• **THE DATA**
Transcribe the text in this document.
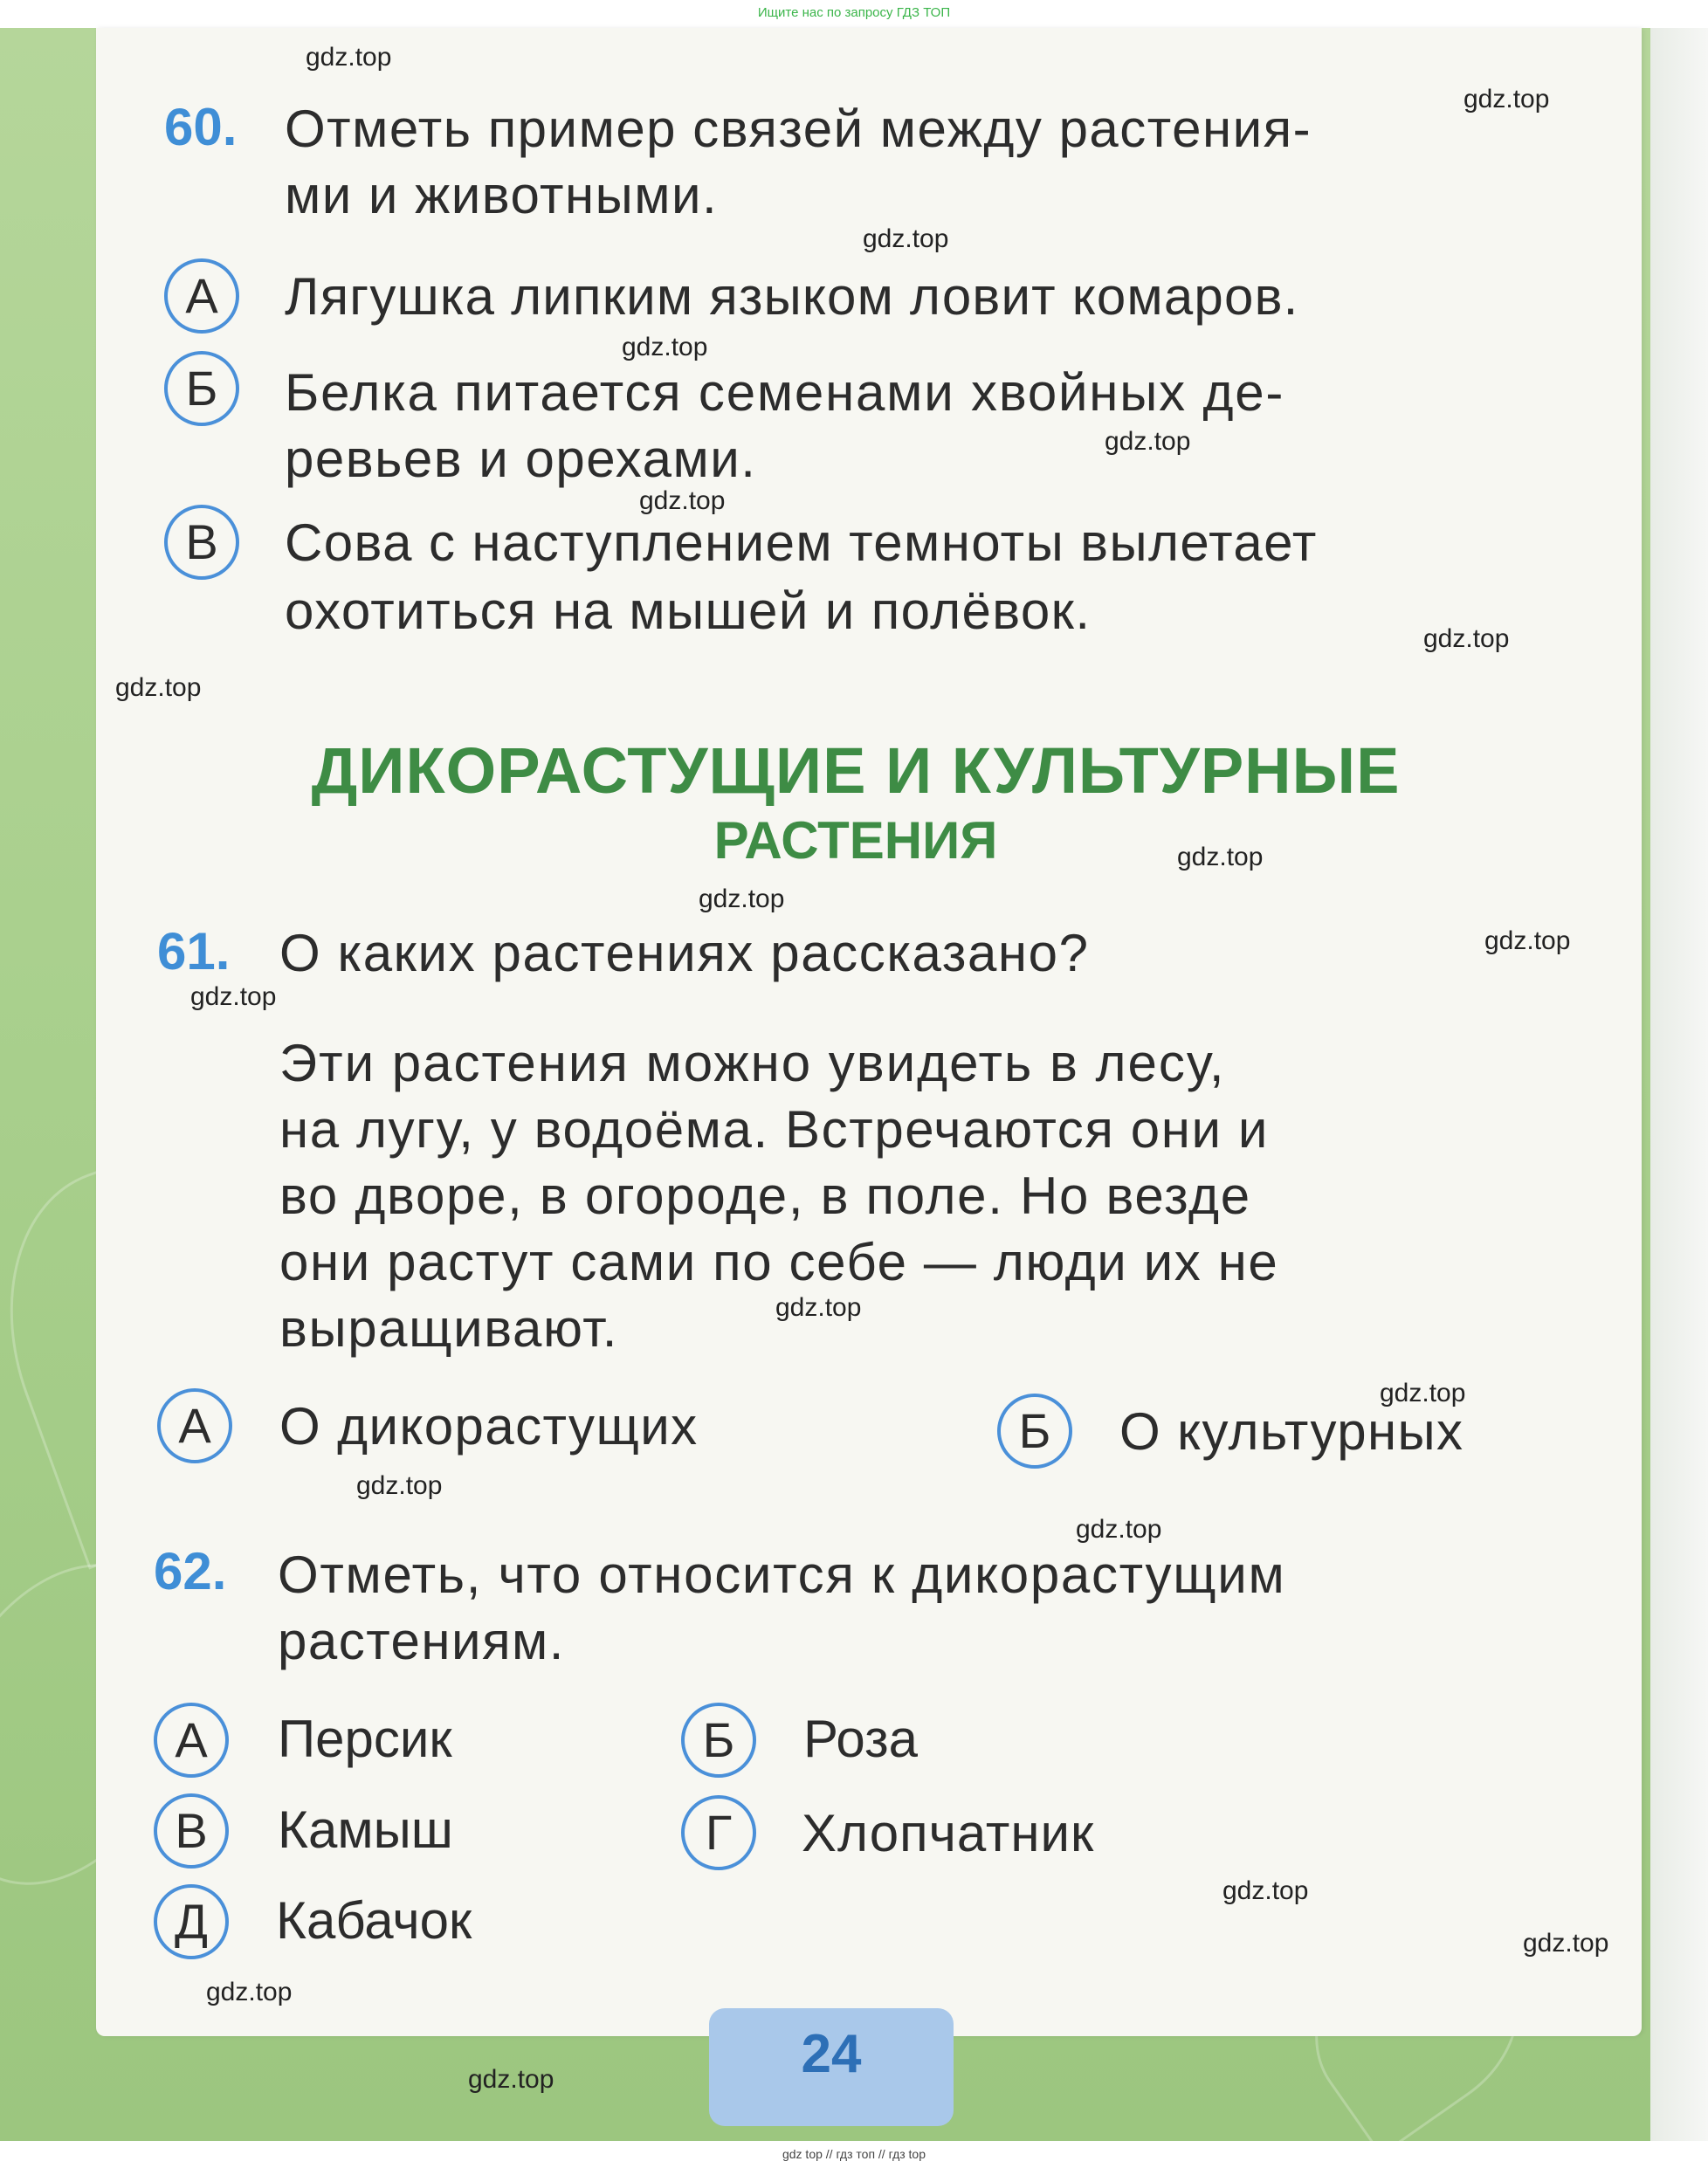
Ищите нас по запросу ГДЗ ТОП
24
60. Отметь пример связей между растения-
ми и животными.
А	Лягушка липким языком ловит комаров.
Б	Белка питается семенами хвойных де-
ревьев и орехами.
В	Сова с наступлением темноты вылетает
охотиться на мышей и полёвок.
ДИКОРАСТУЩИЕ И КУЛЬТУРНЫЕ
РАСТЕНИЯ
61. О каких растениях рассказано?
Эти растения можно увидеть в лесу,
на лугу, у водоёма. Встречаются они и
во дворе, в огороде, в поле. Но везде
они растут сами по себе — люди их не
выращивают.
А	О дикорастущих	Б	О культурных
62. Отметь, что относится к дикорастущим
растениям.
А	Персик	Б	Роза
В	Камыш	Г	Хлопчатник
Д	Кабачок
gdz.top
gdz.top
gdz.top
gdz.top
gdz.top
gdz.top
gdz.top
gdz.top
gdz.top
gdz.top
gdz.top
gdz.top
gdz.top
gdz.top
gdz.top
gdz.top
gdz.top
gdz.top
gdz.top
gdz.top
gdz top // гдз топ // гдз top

• **THE EXERCISE**
Reproduce all the records verbatim, excluding images.

• **WORKED SOLUTION**
Transcribe the text in this document.
Ищите нас по запросу ГДЗ ТОП
24
60. Отметь пример связей между растения-
ми и животными.
А	Лягушка липким языком ловит комаров.
Б	Белка питается семенами хвойных де-
ревьев и орехами.
В	Сова с наступлением темноты вылетает
охотиться на мышей и полёвок.
ДИКОРАСТУЩИЕ И КУЛЬТУРНЫЕ
РАСТЕНИЯ
61. О каких растениях рассказано?
Эти растения можно увидеть в лесу,
на лугу, у водоёма. Встречаются они и
во дворе, в огороде, в поле. Но везде
они растут сами по себе — люди их не
выращивают.
А	О дикорастущих	Б	О культурных
62. Отметь, что относится к дикорастущим
растениям.
А	Персик	Б	Роза
В	Камыш	Г	Хлопчатник
Д	Кабачок
gdz.top
gdz.top
gdz.top
gdz.top
gdz.top
gdz.top
gdz.top
gdz.top
gdz.top
gdz.top
gdz.top
gdz.top
gdz.top
gdz.top
gdz.top
gdz.top
gdz.top
gdz.top
gdz.top
gdz.top
gdz top // гдз топ // гдз top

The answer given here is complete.